* _Directive_
Using the records below, copy out exactly the line that contains "OCR this image." and every line that follows it, up to and including the last, and no others.

## BEGIN Supplied material

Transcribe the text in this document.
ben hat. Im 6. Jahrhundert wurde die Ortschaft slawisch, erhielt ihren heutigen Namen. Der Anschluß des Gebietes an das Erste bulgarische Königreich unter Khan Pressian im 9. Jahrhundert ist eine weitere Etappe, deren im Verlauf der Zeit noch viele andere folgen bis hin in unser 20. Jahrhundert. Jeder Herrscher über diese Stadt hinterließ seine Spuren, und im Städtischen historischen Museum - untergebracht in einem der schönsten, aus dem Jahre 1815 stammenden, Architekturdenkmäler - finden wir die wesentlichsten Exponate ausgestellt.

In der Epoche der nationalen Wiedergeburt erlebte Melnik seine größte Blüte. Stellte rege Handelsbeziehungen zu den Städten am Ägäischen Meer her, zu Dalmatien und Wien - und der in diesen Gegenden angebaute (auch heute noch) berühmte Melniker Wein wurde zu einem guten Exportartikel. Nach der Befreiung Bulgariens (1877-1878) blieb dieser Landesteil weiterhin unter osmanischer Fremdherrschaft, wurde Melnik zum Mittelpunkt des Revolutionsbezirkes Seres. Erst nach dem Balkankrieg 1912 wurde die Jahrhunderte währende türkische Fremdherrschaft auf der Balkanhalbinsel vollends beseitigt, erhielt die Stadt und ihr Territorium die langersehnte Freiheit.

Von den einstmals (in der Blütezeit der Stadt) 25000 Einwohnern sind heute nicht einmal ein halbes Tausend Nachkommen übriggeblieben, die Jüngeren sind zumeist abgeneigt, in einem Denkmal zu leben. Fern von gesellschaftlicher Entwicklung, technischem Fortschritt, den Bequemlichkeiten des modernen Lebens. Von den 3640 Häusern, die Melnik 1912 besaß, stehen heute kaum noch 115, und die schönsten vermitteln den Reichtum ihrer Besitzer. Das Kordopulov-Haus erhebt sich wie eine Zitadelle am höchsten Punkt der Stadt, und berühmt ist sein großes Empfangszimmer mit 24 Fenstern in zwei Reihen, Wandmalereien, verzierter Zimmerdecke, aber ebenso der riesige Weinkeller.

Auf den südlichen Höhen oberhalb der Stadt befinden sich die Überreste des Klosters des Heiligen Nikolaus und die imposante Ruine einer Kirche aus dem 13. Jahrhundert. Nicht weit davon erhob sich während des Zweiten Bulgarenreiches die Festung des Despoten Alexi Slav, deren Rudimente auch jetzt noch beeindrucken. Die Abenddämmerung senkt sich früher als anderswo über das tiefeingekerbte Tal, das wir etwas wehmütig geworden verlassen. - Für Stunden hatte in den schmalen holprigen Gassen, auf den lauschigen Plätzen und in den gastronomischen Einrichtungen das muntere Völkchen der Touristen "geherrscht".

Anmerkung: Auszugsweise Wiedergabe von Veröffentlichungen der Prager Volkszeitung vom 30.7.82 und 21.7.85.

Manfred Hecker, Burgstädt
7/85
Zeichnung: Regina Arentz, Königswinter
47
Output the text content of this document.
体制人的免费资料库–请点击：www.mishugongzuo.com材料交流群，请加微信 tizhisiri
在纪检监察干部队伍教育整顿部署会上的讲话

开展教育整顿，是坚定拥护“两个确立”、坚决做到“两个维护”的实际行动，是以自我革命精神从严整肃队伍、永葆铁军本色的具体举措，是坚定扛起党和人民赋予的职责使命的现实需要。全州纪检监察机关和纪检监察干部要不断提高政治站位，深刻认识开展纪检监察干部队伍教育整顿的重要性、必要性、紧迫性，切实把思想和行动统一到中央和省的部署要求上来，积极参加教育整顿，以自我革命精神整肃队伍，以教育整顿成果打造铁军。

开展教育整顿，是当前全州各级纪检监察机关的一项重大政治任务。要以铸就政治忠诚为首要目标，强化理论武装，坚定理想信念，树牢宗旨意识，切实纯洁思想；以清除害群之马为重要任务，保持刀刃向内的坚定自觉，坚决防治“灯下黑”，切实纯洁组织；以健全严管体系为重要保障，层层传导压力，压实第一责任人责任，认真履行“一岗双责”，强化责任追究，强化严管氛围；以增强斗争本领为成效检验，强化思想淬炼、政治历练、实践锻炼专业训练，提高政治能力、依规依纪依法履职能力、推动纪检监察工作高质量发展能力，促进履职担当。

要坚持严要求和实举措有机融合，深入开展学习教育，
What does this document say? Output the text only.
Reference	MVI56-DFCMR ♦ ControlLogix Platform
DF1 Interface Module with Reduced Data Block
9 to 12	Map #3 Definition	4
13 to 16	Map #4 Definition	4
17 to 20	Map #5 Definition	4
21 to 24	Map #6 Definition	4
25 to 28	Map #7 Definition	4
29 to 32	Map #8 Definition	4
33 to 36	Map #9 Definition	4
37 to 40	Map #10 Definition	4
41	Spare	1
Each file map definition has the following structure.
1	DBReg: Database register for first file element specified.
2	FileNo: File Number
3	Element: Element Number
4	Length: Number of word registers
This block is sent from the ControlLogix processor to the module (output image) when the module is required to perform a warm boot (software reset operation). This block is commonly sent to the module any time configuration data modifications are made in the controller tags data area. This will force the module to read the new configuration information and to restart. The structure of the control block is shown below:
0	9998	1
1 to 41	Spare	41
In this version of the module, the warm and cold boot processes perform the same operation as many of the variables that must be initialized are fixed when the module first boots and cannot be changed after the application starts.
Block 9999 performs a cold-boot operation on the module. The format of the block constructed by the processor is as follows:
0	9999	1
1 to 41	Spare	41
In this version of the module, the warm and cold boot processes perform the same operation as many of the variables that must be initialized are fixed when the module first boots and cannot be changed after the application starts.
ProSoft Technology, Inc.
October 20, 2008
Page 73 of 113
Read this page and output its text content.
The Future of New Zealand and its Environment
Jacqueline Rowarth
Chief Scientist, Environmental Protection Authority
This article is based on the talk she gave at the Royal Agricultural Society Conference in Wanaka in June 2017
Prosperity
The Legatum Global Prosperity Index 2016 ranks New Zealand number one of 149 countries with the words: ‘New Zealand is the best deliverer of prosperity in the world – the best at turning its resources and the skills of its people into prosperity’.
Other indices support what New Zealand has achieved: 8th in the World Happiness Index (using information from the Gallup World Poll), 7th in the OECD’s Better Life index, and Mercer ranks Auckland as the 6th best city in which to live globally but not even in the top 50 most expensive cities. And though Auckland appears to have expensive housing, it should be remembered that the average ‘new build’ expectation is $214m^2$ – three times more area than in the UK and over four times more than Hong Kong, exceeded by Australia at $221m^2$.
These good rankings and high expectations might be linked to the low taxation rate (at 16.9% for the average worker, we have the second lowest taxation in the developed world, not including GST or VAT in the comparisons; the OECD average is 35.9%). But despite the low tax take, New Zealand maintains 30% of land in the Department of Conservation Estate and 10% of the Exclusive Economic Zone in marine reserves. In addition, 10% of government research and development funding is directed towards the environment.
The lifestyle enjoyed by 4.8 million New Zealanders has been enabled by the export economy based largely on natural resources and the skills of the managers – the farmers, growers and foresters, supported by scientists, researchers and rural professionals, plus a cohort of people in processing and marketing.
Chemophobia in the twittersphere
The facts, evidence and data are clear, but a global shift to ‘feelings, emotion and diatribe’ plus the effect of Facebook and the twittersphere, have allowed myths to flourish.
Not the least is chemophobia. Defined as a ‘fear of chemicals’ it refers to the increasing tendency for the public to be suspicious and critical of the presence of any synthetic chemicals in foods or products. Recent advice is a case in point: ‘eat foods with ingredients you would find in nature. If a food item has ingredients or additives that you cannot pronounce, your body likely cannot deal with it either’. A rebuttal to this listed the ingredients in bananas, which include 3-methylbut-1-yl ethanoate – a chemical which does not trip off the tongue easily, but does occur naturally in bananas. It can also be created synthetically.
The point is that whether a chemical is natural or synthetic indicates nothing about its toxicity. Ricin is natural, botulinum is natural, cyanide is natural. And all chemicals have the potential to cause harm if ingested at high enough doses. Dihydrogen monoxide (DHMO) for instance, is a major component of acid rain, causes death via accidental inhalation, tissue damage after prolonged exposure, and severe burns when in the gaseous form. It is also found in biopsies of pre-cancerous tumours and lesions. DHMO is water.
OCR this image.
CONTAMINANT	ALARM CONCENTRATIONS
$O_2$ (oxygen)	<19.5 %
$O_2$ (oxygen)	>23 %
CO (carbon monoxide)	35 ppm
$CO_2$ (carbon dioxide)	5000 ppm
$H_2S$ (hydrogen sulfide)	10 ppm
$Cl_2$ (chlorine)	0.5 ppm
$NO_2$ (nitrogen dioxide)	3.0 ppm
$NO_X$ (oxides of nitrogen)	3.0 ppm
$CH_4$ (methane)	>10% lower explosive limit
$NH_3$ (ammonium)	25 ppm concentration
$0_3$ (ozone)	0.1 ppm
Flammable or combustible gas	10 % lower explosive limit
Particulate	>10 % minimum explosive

## END Supplied material

* _Correct answer_
OCR this image.
CONTAMINANT	ALARM CONCENTRATIONS
$O_2$ (oxygen)	<19.5 %
$O_2$ (oxygen)	>23 %
CO (carbon monoxide)	35 ppm
$CO_2$ (carbon dioxide)	5000 ppm
$H_2S$ (hydrogen sulfide)	10 ppm
$Cl_2$ (chlorine)	0.5 ppm
$NO_2$ (nitrogen dioxide)	3.0 ppm
$NO_X$ (oxides of nitrogen)	3.0 ppm
$CH_4$ (methane)	>10% lower explosive limit
$NH_3$ (ammonium)	25 ppm concentration
$0_3$ (ozone)	0.1 ppm
Flammable or combustible gas	10 % lower explosive limit
Particulate	>10 % minimum explosive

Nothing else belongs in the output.